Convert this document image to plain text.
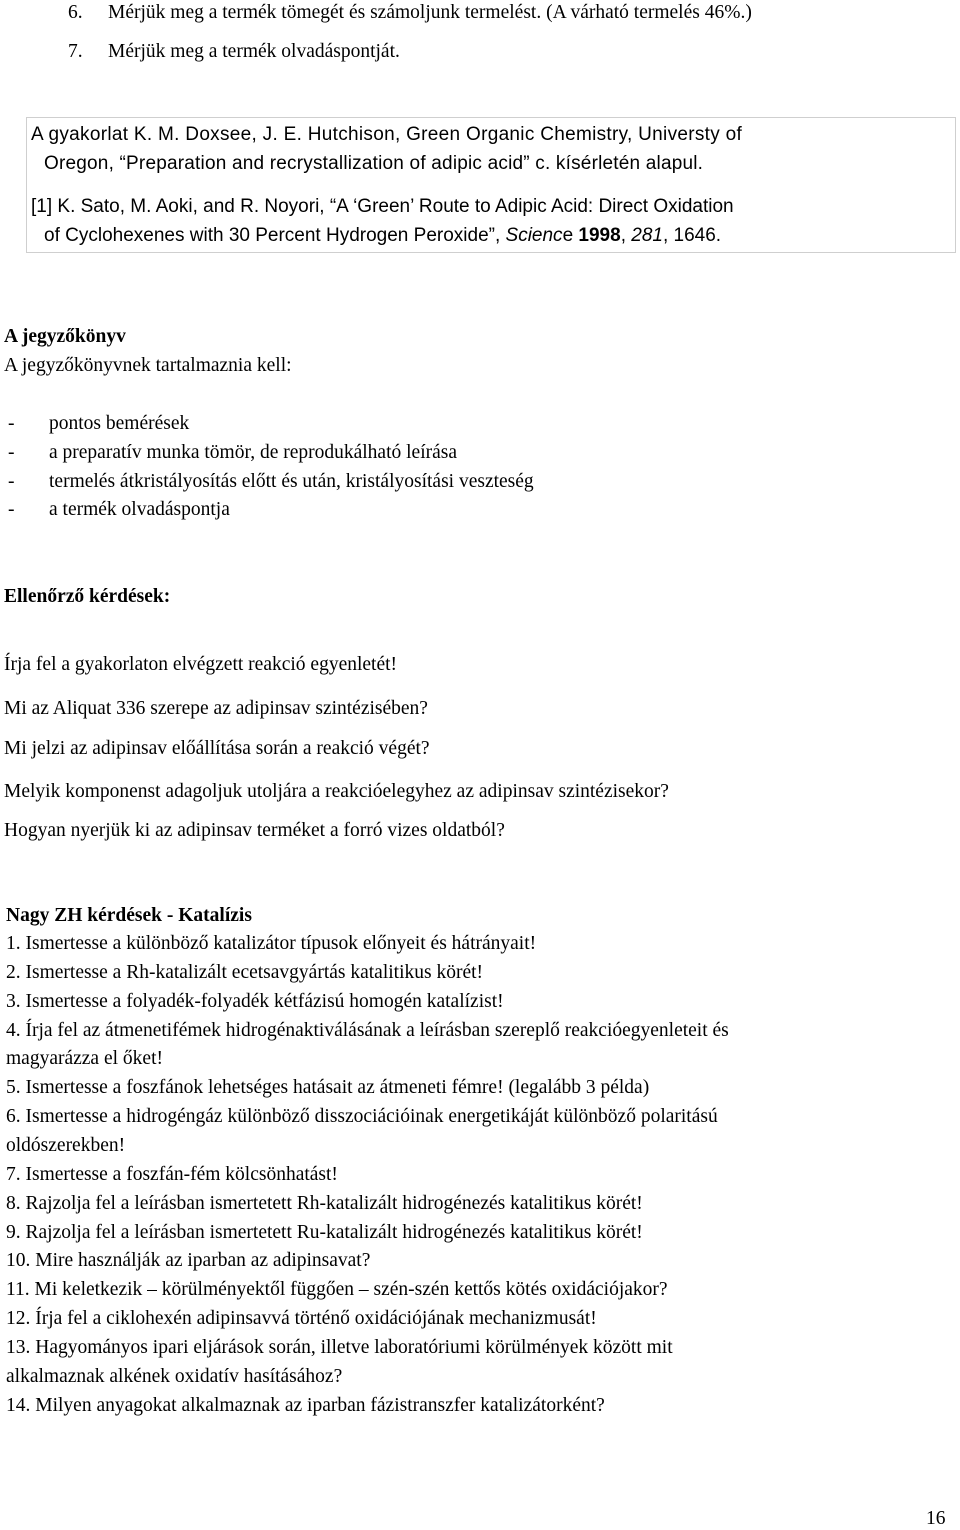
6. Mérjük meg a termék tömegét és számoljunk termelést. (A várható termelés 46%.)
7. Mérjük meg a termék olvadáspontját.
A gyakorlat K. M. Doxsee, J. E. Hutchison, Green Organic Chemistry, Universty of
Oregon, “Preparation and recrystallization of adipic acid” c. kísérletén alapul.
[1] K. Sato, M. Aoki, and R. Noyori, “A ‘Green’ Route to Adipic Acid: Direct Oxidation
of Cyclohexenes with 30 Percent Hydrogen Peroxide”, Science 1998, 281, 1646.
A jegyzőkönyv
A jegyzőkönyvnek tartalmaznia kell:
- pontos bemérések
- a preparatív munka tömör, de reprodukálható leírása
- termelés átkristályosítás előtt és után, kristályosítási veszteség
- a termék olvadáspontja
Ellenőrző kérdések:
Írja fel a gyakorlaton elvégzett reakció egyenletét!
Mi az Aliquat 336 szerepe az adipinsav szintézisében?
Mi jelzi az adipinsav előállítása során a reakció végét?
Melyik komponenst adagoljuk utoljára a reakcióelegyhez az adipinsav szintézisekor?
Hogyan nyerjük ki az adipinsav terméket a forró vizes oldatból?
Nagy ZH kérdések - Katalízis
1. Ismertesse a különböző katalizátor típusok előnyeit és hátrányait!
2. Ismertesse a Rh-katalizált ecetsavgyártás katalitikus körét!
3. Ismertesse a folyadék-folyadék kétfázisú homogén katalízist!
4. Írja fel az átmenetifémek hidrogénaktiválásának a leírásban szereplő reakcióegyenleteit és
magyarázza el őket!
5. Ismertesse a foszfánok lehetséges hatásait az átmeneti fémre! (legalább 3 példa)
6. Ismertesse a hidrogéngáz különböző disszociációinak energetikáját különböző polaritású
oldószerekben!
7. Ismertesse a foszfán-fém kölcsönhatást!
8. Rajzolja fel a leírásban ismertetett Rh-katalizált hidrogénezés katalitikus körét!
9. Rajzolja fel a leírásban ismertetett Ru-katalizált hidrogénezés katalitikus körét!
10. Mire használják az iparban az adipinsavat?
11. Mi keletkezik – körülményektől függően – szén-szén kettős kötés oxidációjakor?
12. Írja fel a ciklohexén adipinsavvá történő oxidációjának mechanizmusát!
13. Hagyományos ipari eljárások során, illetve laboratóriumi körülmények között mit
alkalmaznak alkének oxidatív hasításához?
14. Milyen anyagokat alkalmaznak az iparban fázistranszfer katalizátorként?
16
--
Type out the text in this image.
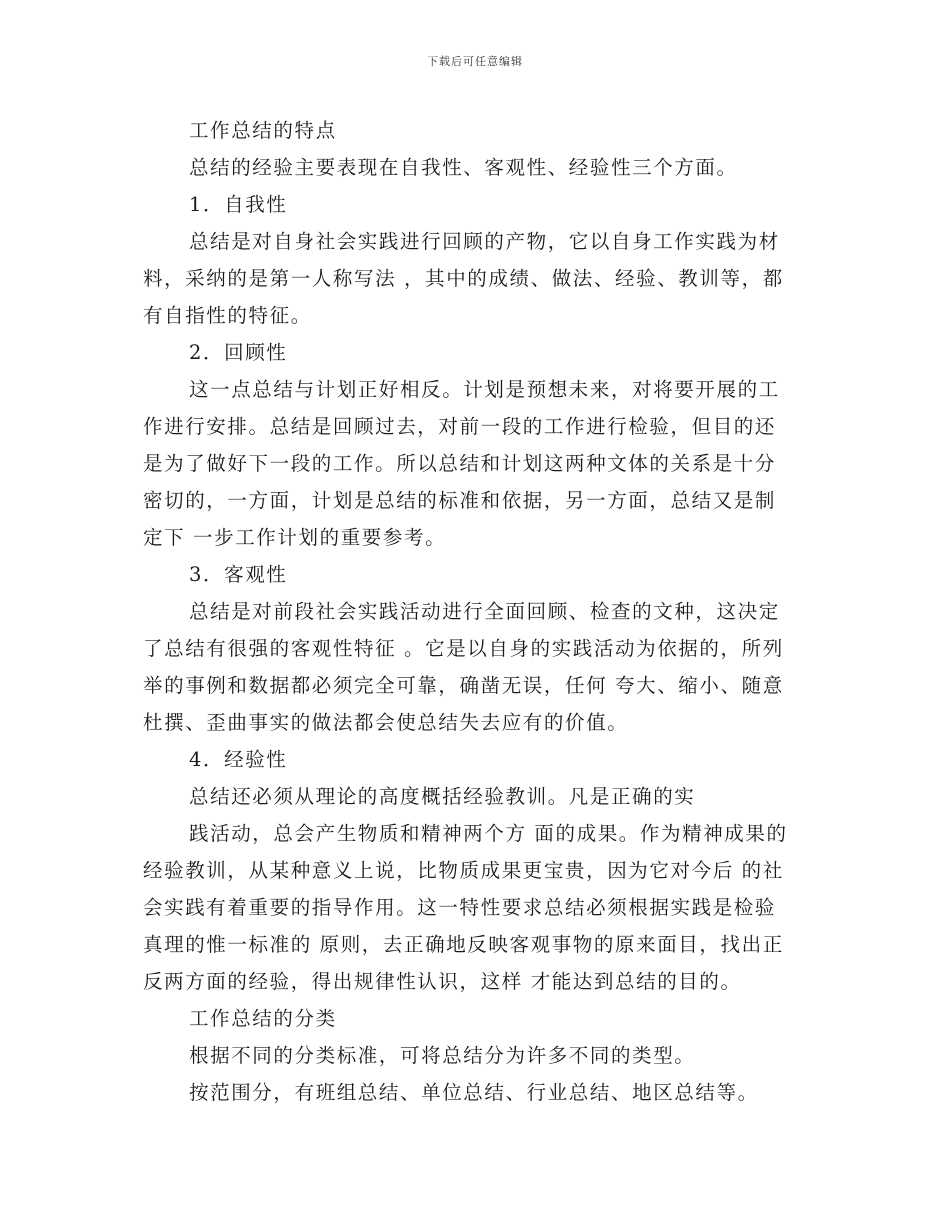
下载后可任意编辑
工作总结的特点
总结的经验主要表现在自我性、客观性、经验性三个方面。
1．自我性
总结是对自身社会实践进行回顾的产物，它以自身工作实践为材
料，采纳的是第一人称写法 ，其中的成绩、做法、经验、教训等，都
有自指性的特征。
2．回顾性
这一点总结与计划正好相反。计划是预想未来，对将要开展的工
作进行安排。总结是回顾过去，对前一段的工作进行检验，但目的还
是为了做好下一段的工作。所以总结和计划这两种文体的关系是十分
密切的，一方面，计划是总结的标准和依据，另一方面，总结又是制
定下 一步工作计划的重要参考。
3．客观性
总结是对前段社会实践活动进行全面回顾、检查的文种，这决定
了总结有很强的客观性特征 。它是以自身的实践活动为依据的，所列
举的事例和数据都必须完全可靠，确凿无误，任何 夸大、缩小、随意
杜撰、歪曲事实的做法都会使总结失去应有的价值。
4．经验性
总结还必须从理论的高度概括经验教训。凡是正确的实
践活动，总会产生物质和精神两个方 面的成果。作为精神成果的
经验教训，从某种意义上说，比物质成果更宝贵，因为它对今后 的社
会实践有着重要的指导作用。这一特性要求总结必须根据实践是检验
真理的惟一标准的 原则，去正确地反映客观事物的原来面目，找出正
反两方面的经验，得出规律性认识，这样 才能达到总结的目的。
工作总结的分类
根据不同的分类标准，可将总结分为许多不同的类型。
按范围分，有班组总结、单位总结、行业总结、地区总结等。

• _Stated exercise_
Return only those lines of the records that contain the string "image".

• _Problem solution_
Convert this document image to plain text.
Type out the text in this image.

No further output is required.